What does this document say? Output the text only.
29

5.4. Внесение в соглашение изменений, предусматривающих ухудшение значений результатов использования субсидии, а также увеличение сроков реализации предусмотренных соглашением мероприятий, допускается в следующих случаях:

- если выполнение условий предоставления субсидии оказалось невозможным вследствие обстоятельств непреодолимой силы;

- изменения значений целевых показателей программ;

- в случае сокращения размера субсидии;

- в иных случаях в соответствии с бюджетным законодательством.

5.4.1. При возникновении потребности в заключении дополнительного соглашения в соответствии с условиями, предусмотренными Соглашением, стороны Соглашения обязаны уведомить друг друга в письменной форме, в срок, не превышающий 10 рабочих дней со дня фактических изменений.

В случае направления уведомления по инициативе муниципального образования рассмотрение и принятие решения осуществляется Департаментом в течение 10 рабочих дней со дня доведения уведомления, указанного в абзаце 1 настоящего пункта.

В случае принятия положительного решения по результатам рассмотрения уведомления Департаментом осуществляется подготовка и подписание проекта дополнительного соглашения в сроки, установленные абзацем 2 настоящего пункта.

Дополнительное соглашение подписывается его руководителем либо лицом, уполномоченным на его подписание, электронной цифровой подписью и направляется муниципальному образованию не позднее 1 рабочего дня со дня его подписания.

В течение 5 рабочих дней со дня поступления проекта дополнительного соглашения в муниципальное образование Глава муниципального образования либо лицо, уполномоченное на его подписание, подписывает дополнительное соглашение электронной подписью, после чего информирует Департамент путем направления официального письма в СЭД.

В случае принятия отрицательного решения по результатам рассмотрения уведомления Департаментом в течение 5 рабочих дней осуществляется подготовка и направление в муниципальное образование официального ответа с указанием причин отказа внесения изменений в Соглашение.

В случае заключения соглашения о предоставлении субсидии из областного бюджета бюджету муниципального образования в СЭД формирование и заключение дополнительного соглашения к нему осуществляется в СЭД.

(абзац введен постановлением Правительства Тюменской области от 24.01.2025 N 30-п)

**TO DO**
Scan the records above for the string "уведомления", then select every line that holds it.

**OUTPUT BELOW**
В случае направления уведомления по инициативе муниципального образования рассмотрение и принятие решения осуществляется Департаментом в течение 10 рабочих дней со дня доведения уведомления, указанного в абзаце 1 настоящего пункта.
В случае принятия положительного решения по результатам рассмотрения уведомления Департаментом осуществляется подготовка и подписание проекта дополнительного соглашения в сроки, установленные абзацем 2 настоящего пункта.
В случае принятия отрицательного решения по результатам рассмотрения уведомления Департаментом в течение 5 рабочих дней осуществляется подготовка и направление в муниципальное образование официального ответа с указанием причин отказа внесения изменений в Соглашение.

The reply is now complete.